#### WRITTEN PROBLEM
Look through the material and copy each line holding "JSON".

#### GIVEN RECORDS
^^^^^^^^
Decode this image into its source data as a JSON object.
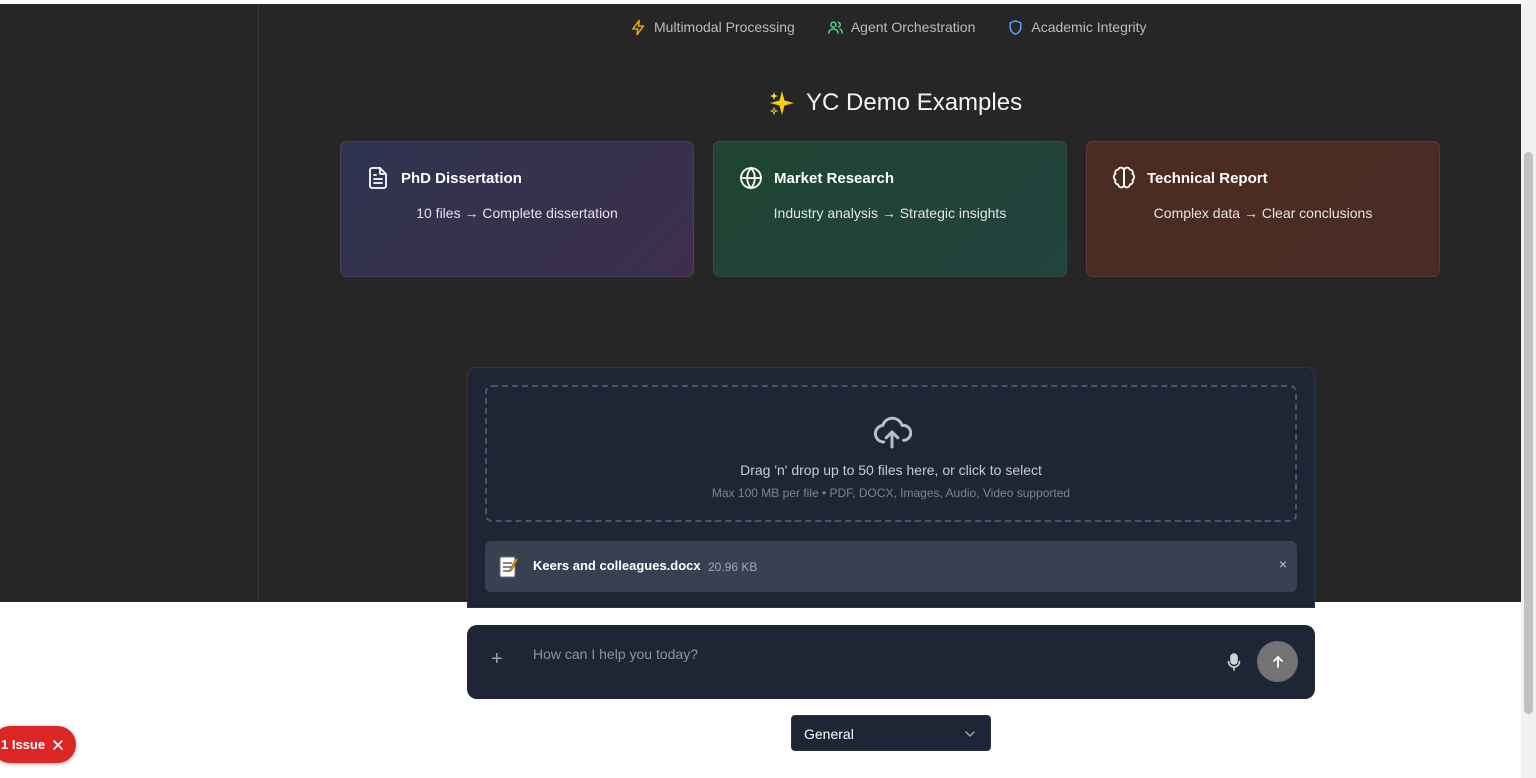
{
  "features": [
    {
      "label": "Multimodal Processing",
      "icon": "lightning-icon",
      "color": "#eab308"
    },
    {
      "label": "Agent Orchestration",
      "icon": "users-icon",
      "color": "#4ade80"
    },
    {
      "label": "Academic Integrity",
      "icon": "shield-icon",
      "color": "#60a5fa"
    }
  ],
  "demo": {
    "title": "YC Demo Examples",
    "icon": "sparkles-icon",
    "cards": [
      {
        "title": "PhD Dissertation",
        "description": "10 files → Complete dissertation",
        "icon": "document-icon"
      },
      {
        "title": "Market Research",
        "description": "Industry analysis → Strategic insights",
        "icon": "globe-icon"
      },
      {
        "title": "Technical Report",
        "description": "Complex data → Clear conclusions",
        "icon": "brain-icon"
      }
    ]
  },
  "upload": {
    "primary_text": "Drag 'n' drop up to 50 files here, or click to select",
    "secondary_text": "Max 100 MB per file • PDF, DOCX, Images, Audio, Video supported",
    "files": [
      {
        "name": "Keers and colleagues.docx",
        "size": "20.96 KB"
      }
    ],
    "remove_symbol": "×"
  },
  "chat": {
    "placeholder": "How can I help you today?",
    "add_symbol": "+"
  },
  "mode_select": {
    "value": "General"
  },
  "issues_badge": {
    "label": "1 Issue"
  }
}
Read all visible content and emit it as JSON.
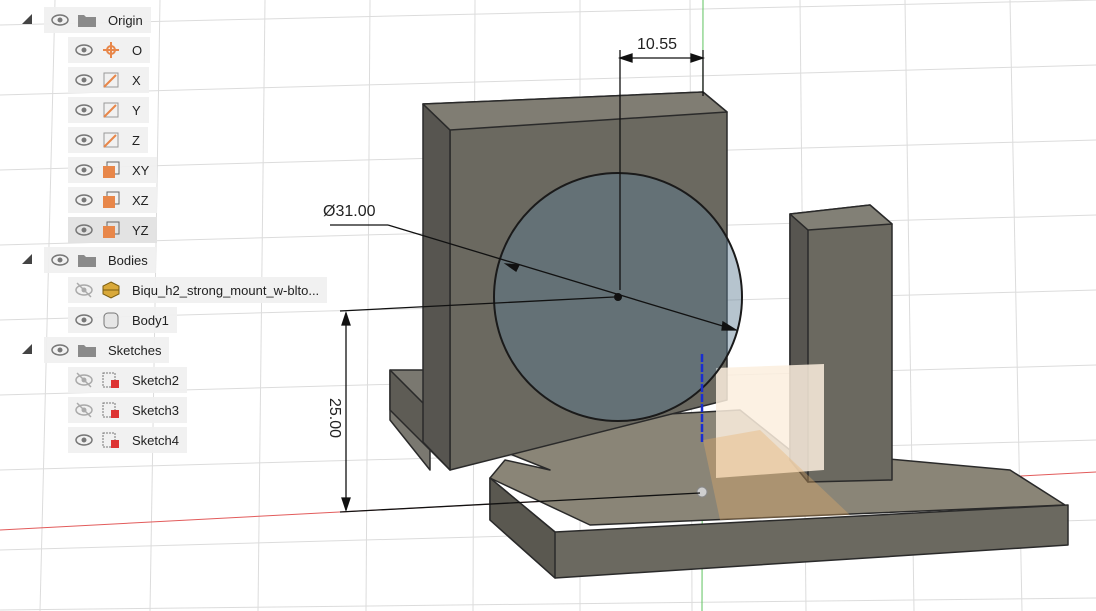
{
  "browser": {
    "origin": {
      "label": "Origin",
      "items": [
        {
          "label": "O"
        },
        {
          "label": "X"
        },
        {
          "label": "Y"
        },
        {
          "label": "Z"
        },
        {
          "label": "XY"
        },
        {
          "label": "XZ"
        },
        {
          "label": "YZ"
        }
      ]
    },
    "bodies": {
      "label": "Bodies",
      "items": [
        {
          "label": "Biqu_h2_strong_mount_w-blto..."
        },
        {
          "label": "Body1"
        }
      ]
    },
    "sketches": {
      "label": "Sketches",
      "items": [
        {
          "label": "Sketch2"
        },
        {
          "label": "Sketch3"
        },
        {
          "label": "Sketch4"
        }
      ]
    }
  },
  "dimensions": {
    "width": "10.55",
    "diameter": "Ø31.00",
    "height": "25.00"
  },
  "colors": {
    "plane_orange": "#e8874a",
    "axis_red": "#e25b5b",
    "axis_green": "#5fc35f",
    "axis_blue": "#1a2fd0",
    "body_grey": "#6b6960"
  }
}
^^^^^^^^
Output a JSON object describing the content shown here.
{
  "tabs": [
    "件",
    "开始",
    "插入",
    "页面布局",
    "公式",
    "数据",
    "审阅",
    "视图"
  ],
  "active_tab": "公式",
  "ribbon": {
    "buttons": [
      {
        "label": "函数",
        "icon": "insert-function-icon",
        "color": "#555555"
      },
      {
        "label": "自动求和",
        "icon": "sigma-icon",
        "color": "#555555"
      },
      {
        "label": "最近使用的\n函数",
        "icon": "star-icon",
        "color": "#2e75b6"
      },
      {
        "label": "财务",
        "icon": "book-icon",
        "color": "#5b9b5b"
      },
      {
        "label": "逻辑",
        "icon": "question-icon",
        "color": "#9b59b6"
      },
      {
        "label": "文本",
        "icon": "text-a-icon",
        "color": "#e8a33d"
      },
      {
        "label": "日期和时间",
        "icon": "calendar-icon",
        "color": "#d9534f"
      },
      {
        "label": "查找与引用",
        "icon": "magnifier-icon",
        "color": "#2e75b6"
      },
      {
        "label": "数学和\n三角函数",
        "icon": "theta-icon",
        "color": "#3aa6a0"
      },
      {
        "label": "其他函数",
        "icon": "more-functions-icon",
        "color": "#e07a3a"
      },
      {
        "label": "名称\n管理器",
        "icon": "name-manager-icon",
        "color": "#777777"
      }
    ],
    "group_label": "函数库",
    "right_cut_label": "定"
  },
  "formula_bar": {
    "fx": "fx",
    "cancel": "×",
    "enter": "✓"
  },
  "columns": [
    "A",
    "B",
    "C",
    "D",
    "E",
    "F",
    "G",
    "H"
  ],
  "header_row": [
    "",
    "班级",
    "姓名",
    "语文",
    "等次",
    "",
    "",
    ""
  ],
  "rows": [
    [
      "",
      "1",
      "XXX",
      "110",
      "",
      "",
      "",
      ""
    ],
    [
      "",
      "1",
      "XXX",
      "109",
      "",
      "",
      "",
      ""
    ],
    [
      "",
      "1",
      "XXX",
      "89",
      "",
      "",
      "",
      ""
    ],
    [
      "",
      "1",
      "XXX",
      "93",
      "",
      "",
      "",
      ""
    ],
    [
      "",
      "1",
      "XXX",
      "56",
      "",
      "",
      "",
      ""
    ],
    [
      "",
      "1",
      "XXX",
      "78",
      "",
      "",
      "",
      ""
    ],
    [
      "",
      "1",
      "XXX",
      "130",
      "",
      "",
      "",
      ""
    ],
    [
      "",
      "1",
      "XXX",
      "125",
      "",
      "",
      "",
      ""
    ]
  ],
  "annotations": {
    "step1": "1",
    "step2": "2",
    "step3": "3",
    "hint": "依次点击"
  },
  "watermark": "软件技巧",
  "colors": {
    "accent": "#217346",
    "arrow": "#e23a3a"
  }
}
^^^^^^^^
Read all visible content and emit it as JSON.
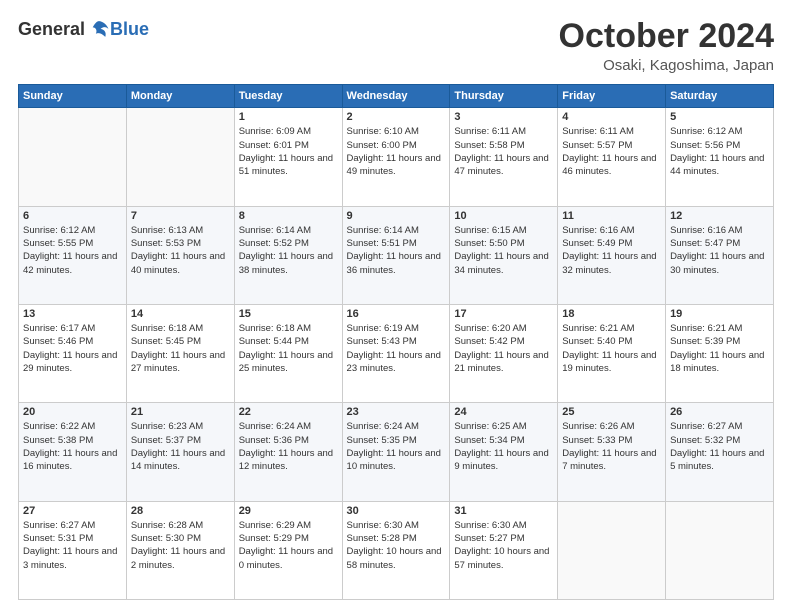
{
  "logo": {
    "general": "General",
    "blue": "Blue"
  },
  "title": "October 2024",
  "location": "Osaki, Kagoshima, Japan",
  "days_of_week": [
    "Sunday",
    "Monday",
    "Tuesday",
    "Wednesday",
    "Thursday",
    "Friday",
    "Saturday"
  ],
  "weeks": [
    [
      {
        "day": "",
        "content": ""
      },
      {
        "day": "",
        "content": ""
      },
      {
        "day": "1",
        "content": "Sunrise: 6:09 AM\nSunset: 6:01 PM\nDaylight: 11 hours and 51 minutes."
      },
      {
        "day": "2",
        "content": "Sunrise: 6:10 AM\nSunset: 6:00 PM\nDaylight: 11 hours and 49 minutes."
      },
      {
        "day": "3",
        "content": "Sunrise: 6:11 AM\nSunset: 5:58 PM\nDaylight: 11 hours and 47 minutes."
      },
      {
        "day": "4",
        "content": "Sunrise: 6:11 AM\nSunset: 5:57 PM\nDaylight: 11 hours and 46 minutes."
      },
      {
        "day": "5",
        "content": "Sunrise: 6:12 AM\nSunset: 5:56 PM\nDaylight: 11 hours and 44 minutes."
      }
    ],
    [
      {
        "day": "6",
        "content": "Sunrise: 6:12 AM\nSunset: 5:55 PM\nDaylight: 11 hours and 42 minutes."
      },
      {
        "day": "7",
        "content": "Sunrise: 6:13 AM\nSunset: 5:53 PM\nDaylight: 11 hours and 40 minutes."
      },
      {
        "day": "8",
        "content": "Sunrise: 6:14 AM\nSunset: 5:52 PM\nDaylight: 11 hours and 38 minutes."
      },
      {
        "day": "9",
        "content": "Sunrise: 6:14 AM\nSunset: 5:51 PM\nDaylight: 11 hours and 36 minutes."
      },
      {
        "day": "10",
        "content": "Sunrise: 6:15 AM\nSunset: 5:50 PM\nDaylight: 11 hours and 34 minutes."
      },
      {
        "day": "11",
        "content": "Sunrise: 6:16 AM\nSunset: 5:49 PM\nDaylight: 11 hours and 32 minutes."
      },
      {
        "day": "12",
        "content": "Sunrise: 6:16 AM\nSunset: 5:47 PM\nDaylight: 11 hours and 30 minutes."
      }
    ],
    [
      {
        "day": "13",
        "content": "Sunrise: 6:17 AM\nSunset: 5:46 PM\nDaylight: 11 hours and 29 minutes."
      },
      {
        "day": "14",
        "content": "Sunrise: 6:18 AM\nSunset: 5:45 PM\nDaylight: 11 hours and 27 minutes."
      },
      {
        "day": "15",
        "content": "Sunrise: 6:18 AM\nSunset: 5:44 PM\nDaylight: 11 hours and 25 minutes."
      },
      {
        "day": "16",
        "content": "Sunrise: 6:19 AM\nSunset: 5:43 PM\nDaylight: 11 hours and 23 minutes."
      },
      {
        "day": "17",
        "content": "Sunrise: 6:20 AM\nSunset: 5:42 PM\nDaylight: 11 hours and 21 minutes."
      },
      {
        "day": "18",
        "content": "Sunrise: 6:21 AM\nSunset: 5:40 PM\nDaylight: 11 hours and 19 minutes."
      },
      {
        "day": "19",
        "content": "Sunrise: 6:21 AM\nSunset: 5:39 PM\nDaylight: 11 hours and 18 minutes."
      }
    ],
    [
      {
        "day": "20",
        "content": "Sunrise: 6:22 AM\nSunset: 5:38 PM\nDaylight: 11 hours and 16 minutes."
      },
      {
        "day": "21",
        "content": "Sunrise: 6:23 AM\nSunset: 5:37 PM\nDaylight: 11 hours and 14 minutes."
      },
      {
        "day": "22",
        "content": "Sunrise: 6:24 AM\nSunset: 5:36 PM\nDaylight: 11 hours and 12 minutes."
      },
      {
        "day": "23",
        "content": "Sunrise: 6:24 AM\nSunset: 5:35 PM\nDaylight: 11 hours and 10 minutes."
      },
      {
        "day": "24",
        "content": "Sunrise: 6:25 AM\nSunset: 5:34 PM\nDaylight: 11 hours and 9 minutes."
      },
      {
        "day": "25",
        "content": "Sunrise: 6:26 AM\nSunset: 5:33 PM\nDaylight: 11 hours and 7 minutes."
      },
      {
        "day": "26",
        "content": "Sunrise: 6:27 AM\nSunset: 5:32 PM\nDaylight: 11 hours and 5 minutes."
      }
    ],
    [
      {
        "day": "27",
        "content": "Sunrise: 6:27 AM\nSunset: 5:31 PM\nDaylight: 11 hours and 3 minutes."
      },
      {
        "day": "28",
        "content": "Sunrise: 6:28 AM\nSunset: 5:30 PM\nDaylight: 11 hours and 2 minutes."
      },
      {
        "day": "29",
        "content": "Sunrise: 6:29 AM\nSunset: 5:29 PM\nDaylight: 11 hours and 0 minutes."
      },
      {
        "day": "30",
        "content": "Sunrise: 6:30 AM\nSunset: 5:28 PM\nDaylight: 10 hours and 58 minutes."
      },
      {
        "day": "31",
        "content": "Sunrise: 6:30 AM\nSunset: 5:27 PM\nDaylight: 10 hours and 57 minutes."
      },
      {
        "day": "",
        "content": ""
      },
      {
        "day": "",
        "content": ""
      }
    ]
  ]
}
^^^^^^^^
#### ANSWER FOR THE TASK
Decode this image into its source data as a JSON object.
Read all visible content and emit it as JSON.
Output a JSON object describing the content shown here.
Read all visible content and emit it as JSON.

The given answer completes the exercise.